In the copy, include every entry exactly but none of the images.

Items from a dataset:

────────

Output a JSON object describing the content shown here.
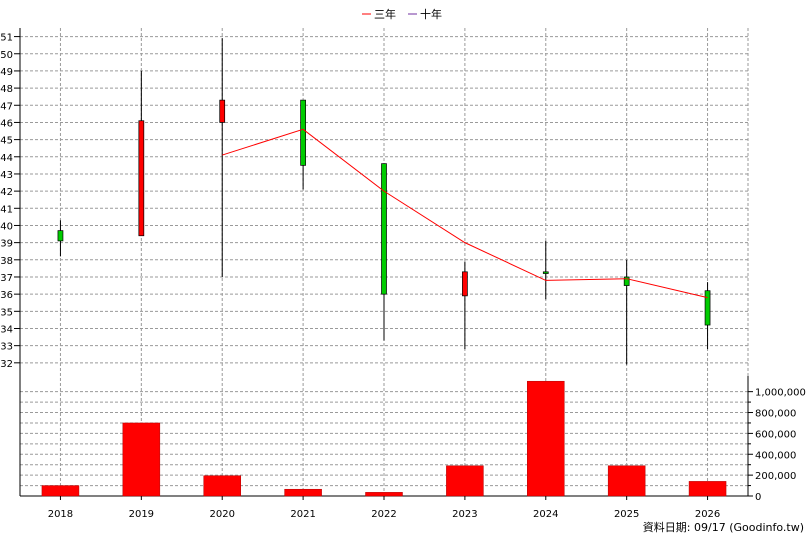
{
  "chart_data": {
    "type": "candlestick+line+bar",
    "legend": [
      {
        "name": "三年",
        "color": "#ff0000"
      },
      {
        "name": "十年",
        "color": "#7030a0"
      }
    ],
    "categories": [
      "2018",
      "2019",
      "2020",
      "2021",
      "2022",
      "2023",
      "2024",
      "2025",
      "2026"
    ],
    "price": {
      "ylim": [
        31,
        51.5
      ],
      "yticks": [
        "32",
        "33",
        "34",
        "35",
        "36",
        "37",
        "38",
        "39",
        "40",
        "41",
        "42",
        "43",
        "44",
        "45",
        "46",
        "47",
        "48",
        "49",
        "50",
        "51"
      ],
      "candles": [
        {
          "open": 39.7,
          "close": 39.1,
          "high": 40.3,
          "low": 38.2
        },
        {
          "open": 39.4,
          "close": 46.1,
          "high": 49.0,
          "low": 39.4
        },
        {
          "open": 46.0,
          "close": 47.3,
          "high": 50.9,
          "low": 37.0
        },
        {
          "open": 47.3,
          "close": 43.5,
          "high": 47.3,
          "low": 42.1
        },
        {
          "open": 43.6,
          "close": 36.0,
          "high": 43.6,
          "low": 33.3
        },
        {
          "open": 35.9,
          "close": 37.3,
          "high": 37.9,
          "low": 32.8
        },
        {
          "open": 37.3,
          "close": 37.2,
          "high": 39.1,
          "low": 35.7
        },
        {
          "open": 37.0,
          "close": 36.5,
          "high": 38.0,
          "low": 31.9
        },
        {
          "open": 36.2,
          "close": 34.2,
          "high": 36.7,
          "low": 32.8
        }
      ],
      "up_color": "#ff0000",
      "down_color": "#00cc00",
      "ma3": [
        null,
        null,
        44.1,
        45.6,
        42.0,
        39.0,
        36.8,
        36.9,
        35.8
      ]
    },
    "volume": {
      "ylim": [
        0,
        1150000
      ],
      "yticks": [
        "0",
        "200,000",
        "400,000",
        "600,000",
        "800,000",
        "1,000,000"
      ],
      "ytick_values": [
        0,
        200000,
        400000,
        600000,
        800000,
        1000000
      ],
      "values": [
        100000,
        700000,
        195000,
        65000,
        35000,
        290000,
        1100000,
        290000,
        140000
      ],
      "color": "#ff0000"
    },
    "grid": true,
    "source_text": "資料日期: 09/17  (Goodinfo.tw)"
  }
}
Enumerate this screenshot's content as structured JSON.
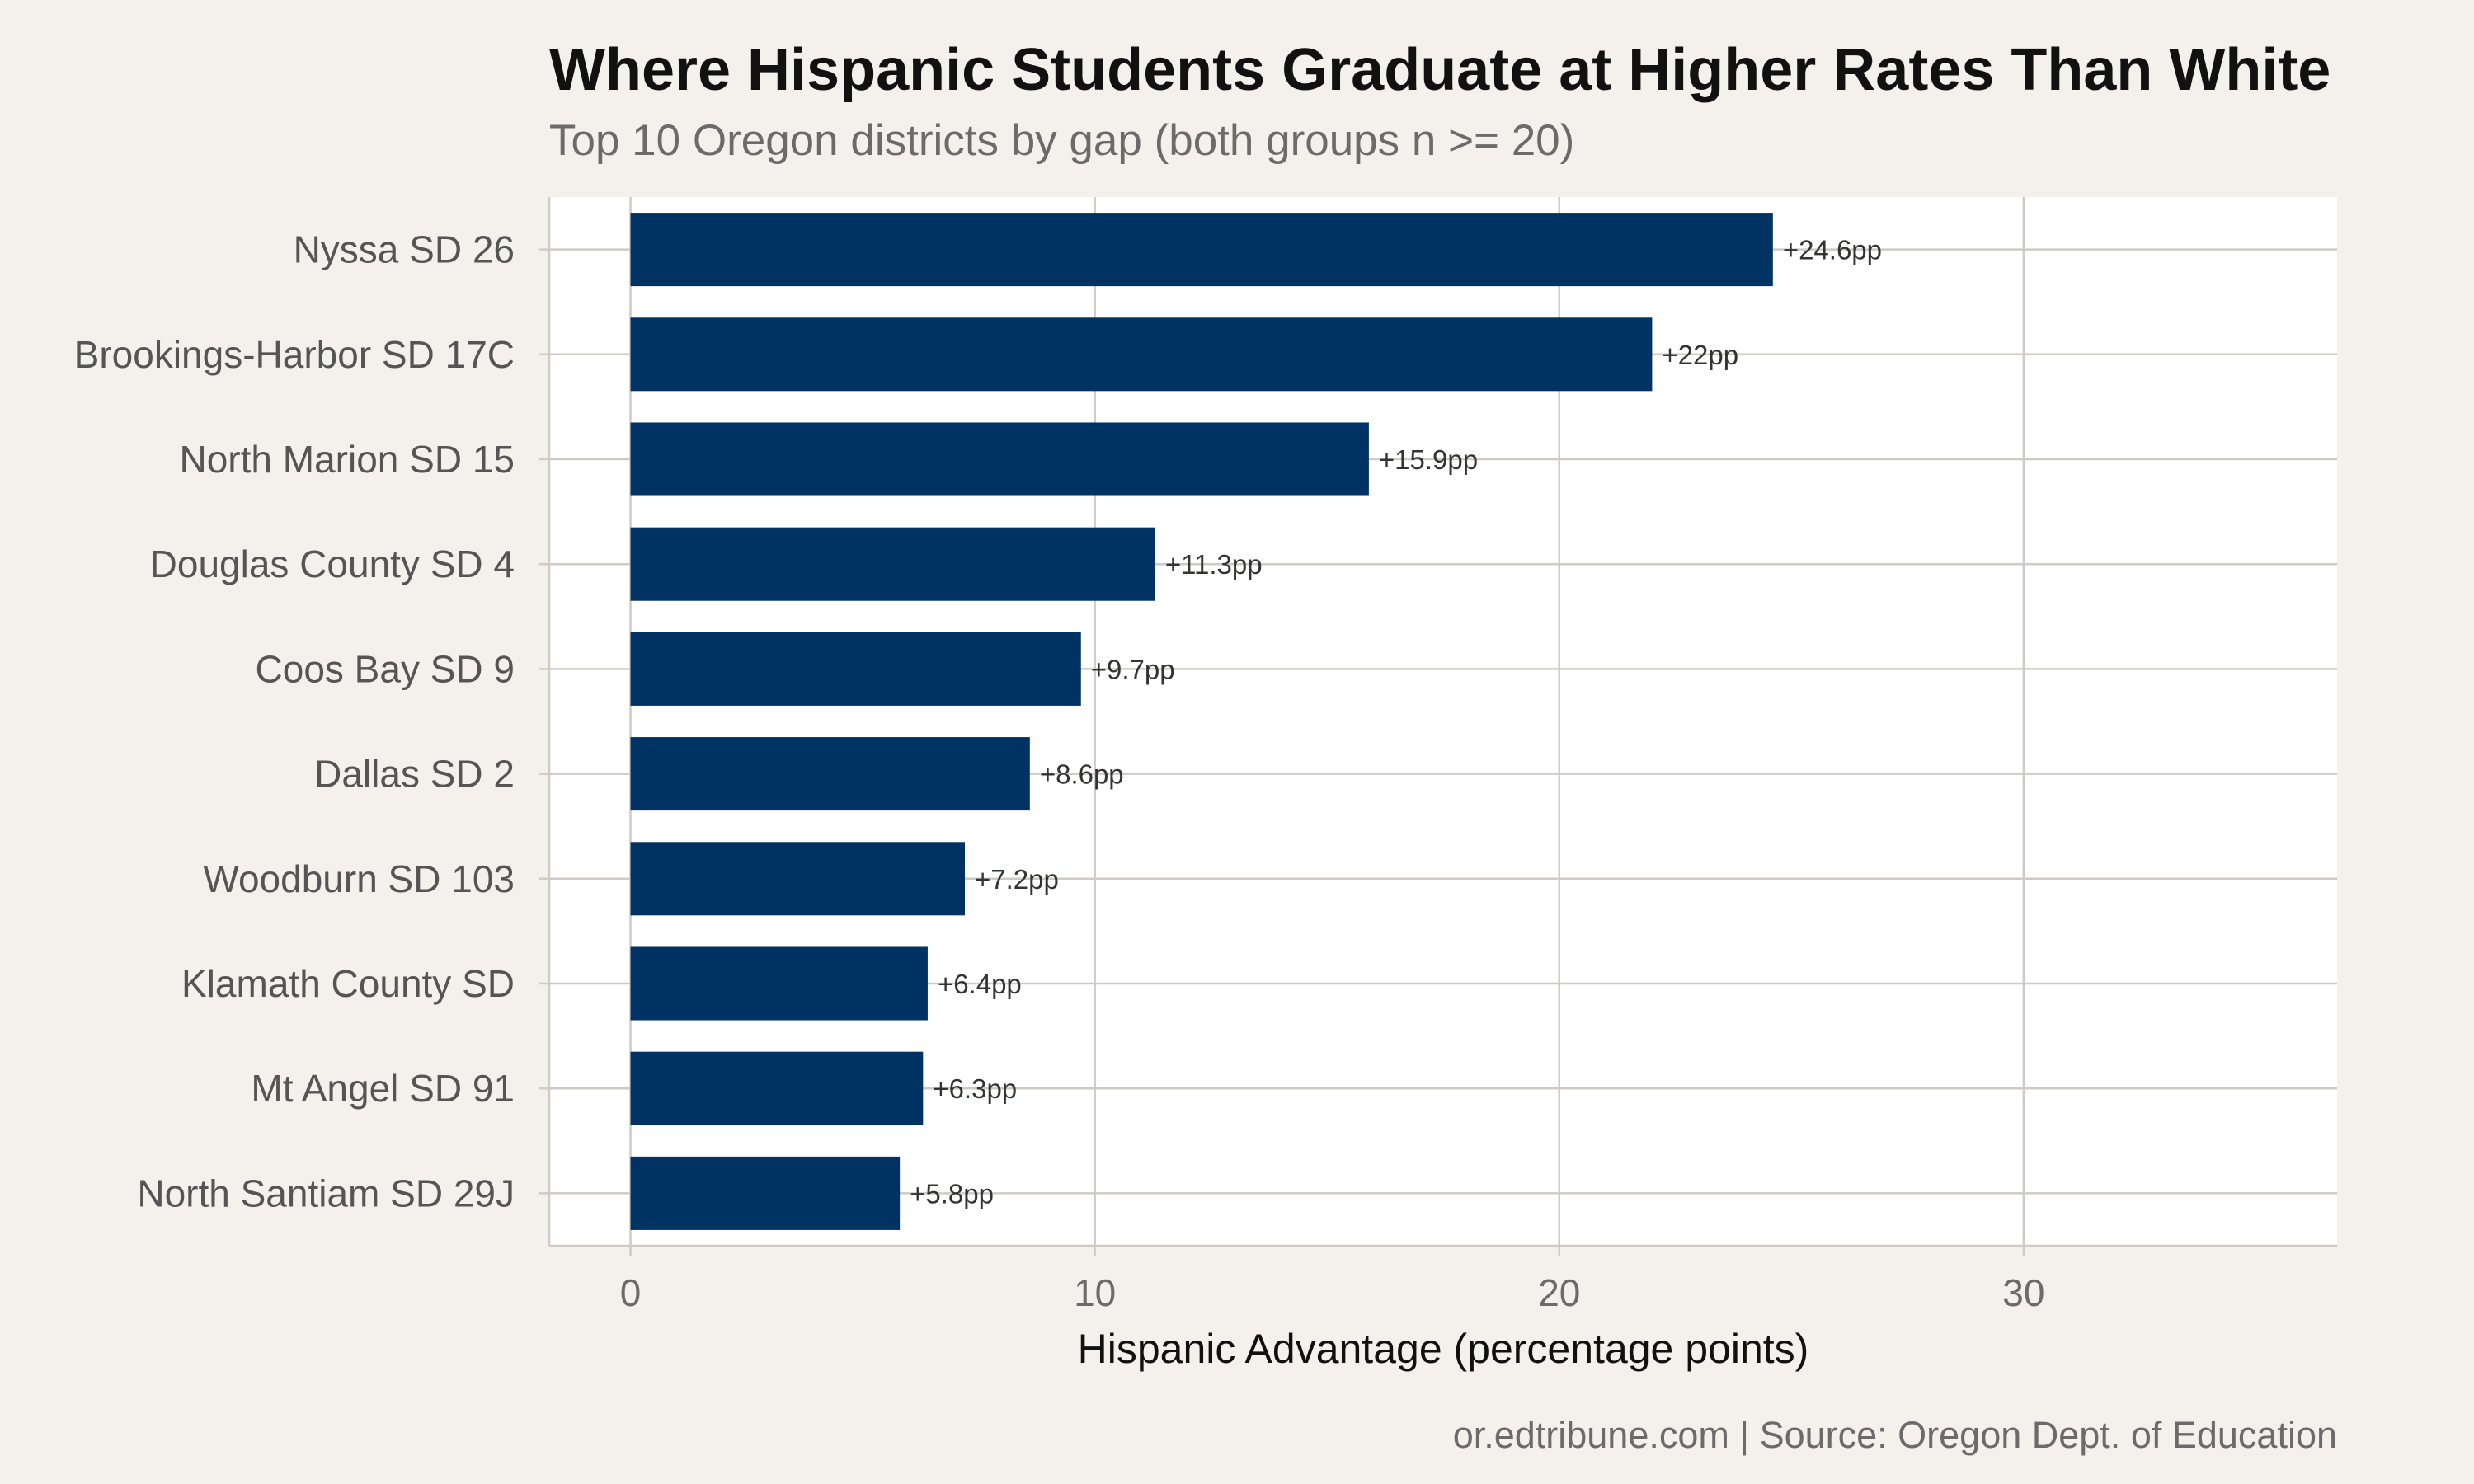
{
  "title": "Where Hispanic Students Graduate at Higher Rates Than White",
  "subtitle": "Top 10 Oregon districts by gap (both groups n >= 20)",
  "caption": "or.edtribune.com | Source: Oregon Dept. of Education",
  "colors": {
    "bar": "#003363",
    "panel_bg": "#ffffff",
    "page_bg": "#f4f1ec",
    "grid": "#cfcbc4"
  },
  "chart_data": {
    "type": "bar",
    "orientation": "horizontal",
    "categories": [
      "Nyssa SD 26",
      "Brookings-Harbor SD 17C",
      "North Marion SD 15",
      "Douglas County SD 4",
      "Coos Bay SD 9",
      "Dallas SD 2",
      "Woodburn SD 103",
      "Klamath County SD",
      "Mt Angel SD 91",
      "North Santiam SD 29J"
    ],
    "values": [
      24.6,
      22,
      15.9,
      11.3,
      9.7,
      8.6,
      7.2,
      6.4,
      6.3,
      5.8
    ],
    "data_labels": [
      "+24.6pp",
      "+22pp",
      "+15.9pp",
      "+11.3pp",
      "+9.7pp",
      "+8.6pp",
      "+7.2pp",
      "+6.4pp",
      "+6.3pp",
      "+5.8pp"
    ],
    "xlabel": "Hispanic Advantage (percentage points)",
    "ylabel": "",
    "xlim": [
      -1.75,
      36.75
    ],
    "xticks": [
      0,
      10,
      20,
      30
    ],
    "xtick_labels": [
      "0",
      "10",
      "20",
      "30"
    ],
    "grid": true,
    "legend": "none"
  }
}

────────

The reply:
Output a JSON object describing the content shown here.
{
  "chart_data": {
    "type": "candlestick+line+bar",
    "legend": [
      {
        "name": "三年",
        "color": "#ff0000"
      },
      {
        "name": "十年",
        "color": "#7030a0"
      }
    ],
    "categories": [
      "2018",
      "2019",
      "2020",
      "2021",
      "2022",
      "2023",
      "2024",
      "2025",
      "2026"
    ],
    "price": {
      "ylim": [
        31,
        51.5
      ],
      "yticks": [
        "32",
        "33",
        "34",
        "35",
        "36",
        "37",
        "38",
        "39",
        "40",
        "41",
        "42",
        "43",
        "44",
        "45",
        "46",
        "47",
        "48",
        "49",
        "50",
        "51"
      ],
      "candles": [
        {
          "open": 39.7,
          "close": 39.1,
          "high": 40.3,
          "low": 38.2
        },
        {
          "open": 39.4,
          "close": 46.1,
          "high": 49.0,
          "low": 39.4
        },
        {
          "open": 46.0,
          "close": 47.3,
          "high": 50.9,
          "low": 37.0
        },
        {
          "open": 47.3,
          "close": 43.5,
          "high": 47.3,
          "low": 42.1
        },
        {
          "open": 43.6,
          "close": 36.0,
          "high": 43.6,
          "low": 33.3
        },
        {
          "open": 35.9,
          "close": 37.3,
          "high": 37.9,
          "low": 32.8
        },
        {
          "open": 37.3,
          "close": 37.2,
          "high": 39.1,
          "low": 35.7
        },
        {
          "open": 37.0,
          "close": 36.5,
          "high": 38.0,
          "low": 31.9
        },
        {
          "open": 36.2,
          "close": 34.2,
          "high": 36.7,
          "low": 32.8
        }
      ],
      "up_color": "#ff0000",
      "down_color": "#00cc00",
      "ma3": [
        null,
        null,
        44.1,
        45.6,
        42.0,
        39.0,
        36.8,
        36.9,
        35.8
      ]
    },
    "volume": {
      "ylim": [
        0,
        1150000
      ],
      "yticks": [
        "0",
        "200,000",
        "400,000",
        "600,000",
        "800,000",
        "1,000,000"
      ],
      "ytick_values": [
        0,
        200000,
        400000,
        600000,
        800000,
        1000000
      ],
      "values": [
        100000,
        700000,
        195000,
        65000,
        35000,
        290000,
        1100000,
        290000,
        140000
      ],
      "color": "#ff0000"
    },
    "grid": true,
    "source_text": "資料日期: 09/17  (Goodinfo.tw)"
  }
}
Enumerate this screenshot's content as structured JSON.
{
  "title": "Where Hispanic Students Graduate at Higher Rates Than White",
  "subtitle": "Top 10 Oregon districts by gap (both groups n >= 20)",
  "caption": "or.edtribune.com | Source: Oregon Dept. of Education",
  "colors": {
    "bar": "#003363",
    "panel_bg": "#ffffff",
    "page_bg": "#f4f1ec",
    "grid": "#cfcbc4"
  },
  "chart_data": {
    "type": "bar",
    "orientation": "horizontal",
    "categories": [
      "Nyssa SD 26",
      "Brookings-Harbor SD 17C",
      "North Marion SD 15",
      "Douglas County SD 4",
      "Coos Bay SD 9",
      "Dallas SD 2",
      "Woodburn SD 103",
      "Klamath County SD",
      "Mt Angel SD 91",
      "North Santiam SD 29J"
    ],
    "values": [
      24.6,
      22,
      15.9,
      11.3,
      9.7,
      8.6,
      7.2,
      6.4,
      6.3,
      5.8
    ],
    "data_labels": [
      "+24.6pp",
      "+22pp",
      "+15.9pp",
      "+11.3pp",
      "+9.7pp",
      "+8.6pp",
      "+7.2pp",
      "+6.4pp",
      "+6.3pp",
      "+5.8pp"
    ],
    "xlabel": "Hispanic Advantage (percentage points)",
    "ylabel": "",
    "xlim": [
      -1.75,
      36.75
    ],
    "xticks": [
      0,
      10,
      20,
      30
    ],
    "xtick_labels": [
      "0",
      "10",
      "20",
      "30"
    ],
    "grid": true,
    "legend": "none"
  }
}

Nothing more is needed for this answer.